■ What the exercise asks ■
Only lines holding the string "Level" are wanted; copy each one from the material.

■ Stored records ■
════════════════

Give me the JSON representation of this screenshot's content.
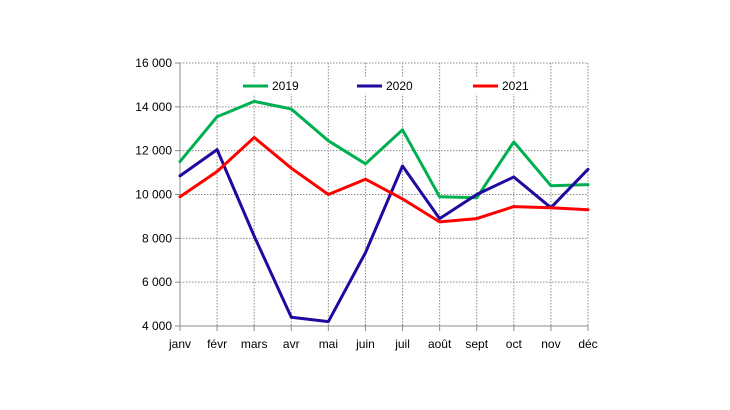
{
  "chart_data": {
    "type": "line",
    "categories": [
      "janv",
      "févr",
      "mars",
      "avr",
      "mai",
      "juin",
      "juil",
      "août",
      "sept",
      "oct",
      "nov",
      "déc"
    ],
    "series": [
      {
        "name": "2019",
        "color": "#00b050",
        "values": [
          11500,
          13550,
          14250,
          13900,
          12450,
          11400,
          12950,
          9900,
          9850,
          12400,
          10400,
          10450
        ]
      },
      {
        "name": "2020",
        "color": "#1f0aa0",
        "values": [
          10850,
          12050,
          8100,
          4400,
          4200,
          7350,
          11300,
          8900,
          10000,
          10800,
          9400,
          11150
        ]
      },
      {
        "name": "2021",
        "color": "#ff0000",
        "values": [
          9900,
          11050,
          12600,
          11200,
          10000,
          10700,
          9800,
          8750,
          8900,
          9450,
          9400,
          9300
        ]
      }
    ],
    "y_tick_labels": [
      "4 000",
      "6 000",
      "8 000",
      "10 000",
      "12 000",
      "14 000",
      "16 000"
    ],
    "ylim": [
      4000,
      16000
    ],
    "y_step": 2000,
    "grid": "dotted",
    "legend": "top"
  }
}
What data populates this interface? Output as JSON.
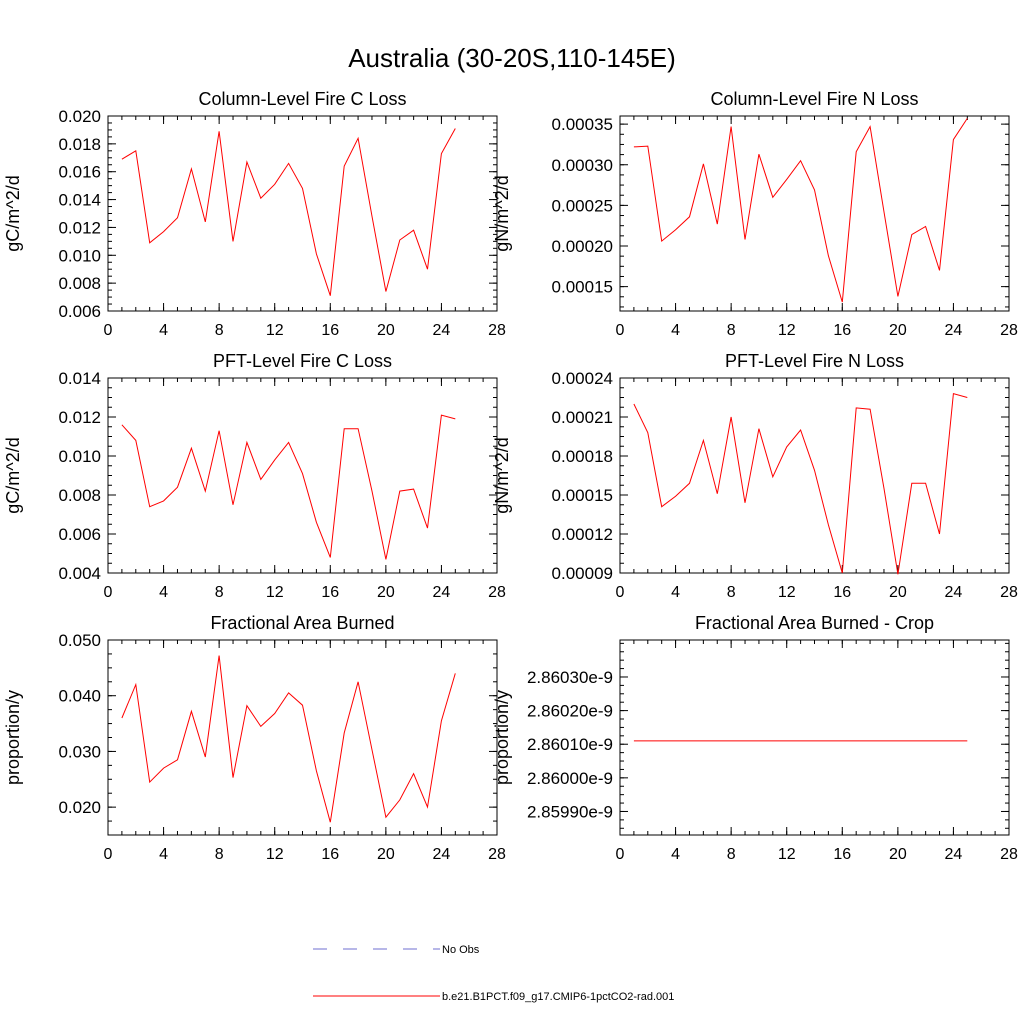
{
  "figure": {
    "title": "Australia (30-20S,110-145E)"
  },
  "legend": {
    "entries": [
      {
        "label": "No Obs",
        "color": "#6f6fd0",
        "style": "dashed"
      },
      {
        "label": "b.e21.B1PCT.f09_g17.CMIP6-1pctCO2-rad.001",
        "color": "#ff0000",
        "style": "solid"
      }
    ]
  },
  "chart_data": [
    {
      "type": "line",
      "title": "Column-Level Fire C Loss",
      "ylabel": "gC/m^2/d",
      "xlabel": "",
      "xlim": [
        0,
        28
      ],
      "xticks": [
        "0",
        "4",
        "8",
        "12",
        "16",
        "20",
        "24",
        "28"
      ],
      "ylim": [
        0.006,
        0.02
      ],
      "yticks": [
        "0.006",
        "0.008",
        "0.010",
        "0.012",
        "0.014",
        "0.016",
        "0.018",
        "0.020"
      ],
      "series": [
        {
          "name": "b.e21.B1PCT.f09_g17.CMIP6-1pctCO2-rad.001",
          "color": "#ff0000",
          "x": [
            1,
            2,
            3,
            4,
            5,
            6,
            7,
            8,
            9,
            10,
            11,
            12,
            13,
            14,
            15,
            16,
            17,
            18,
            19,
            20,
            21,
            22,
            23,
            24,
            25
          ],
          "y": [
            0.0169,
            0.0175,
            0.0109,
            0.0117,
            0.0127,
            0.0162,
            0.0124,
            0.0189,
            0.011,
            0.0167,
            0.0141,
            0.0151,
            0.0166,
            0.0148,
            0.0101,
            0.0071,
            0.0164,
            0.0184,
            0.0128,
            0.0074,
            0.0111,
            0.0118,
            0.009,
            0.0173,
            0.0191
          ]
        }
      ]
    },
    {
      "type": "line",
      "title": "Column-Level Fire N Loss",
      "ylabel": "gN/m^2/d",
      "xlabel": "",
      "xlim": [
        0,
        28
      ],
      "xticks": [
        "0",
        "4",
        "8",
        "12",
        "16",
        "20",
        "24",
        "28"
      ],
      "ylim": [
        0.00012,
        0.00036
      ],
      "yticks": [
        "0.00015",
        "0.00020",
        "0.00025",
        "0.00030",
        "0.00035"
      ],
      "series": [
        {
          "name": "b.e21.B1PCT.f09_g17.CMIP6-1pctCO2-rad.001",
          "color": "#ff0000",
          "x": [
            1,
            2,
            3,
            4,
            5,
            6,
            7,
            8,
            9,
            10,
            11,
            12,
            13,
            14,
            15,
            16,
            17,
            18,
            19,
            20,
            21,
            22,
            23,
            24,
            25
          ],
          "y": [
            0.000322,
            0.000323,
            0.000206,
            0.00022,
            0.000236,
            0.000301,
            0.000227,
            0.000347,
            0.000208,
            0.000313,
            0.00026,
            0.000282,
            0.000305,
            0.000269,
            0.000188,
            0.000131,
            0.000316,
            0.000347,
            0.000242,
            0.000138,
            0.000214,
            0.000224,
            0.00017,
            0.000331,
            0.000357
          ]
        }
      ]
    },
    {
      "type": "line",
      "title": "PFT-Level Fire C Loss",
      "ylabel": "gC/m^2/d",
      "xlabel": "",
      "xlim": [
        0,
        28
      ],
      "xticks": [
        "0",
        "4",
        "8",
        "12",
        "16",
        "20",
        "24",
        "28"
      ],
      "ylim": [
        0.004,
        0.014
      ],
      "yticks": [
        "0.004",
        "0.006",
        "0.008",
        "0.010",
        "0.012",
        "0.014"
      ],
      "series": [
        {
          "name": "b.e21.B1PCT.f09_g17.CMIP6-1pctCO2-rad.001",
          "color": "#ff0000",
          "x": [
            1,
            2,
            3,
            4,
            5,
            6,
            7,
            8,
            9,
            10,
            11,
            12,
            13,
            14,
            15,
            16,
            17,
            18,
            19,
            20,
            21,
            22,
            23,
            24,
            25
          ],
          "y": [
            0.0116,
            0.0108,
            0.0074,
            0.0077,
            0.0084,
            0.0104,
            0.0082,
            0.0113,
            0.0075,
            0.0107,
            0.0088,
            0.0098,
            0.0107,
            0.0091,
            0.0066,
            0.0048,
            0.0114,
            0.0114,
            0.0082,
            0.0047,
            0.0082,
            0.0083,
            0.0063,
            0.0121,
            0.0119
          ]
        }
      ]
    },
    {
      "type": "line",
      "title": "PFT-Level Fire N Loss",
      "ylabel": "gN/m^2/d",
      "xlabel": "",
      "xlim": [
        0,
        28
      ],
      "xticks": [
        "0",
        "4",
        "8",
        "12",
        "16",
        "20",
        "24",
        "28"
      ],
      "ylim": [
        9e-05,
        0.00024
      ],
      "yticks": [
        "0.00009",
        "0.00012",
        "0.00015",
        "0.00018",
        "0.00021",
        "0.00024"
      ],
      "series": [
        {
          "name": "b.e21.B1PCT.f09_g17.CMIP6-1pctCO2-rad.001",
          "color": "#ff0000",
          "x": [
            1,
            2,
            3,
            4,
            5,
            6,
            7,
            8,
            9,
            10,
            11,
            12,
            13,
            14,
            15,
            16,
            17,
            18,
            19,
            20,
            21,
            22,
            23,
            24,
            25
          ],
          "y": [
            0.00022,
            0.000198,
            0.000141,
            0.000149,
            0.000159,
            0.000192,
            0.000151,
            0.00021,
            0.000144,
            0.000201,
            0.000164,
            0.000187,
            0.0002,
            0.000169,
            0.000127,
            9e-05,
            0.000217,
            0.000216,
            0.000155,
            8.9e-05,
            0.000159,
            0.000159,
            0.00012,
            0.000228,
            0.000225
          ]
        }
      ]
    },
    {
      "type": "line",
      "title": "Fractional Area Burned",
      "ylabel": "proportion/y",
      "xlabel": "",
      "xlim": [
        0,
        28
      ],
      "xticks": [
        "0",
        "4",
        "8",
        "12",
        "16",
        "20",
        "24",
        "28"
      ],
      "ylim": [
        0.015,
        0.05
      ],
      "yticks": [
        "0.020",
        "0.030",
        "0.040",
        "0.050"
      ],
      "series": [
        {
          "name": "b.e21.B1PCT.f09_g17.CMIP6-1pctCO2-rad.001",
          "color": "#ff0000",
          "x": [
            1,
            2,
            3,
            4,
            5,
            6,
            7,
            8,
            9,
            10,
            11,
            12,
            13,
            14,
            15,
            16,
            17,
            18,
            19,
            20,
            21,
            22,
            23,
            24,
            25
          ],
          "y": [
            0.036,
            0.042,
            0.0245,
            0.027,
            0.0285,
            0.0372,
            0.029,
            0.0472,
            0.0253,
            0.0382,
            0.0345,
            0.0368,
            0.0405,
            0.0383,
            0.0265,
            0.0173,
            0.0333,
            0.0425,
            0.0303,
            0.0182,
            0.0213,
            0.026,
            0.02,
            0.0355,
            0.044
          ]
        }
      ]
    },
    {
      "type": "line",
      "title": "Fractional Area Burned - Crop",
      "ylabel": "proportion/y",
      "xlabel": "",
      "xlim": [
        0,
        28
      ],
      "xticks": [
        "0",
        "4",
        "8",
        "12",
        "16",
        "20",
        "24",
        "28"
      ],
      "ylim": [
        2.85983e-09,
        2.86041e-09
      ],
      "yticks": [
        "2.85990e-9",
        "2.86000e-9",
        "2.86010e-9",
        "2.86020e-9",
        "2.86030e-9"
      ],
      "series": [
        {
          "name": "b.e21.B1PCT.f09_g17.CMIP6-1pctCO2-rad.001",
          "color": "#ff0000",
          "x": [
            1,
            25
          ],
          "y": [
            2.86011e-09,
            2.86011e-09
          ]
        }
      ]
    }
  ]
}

════════════════

■ Written response ■
      "title": "Column-Level Fire C Loss",
      "title": "Column-Level Fire N Loss",
      "title": "PFT-Level Fire C Loss",
      "title": "PFT-Level Fire N Loss",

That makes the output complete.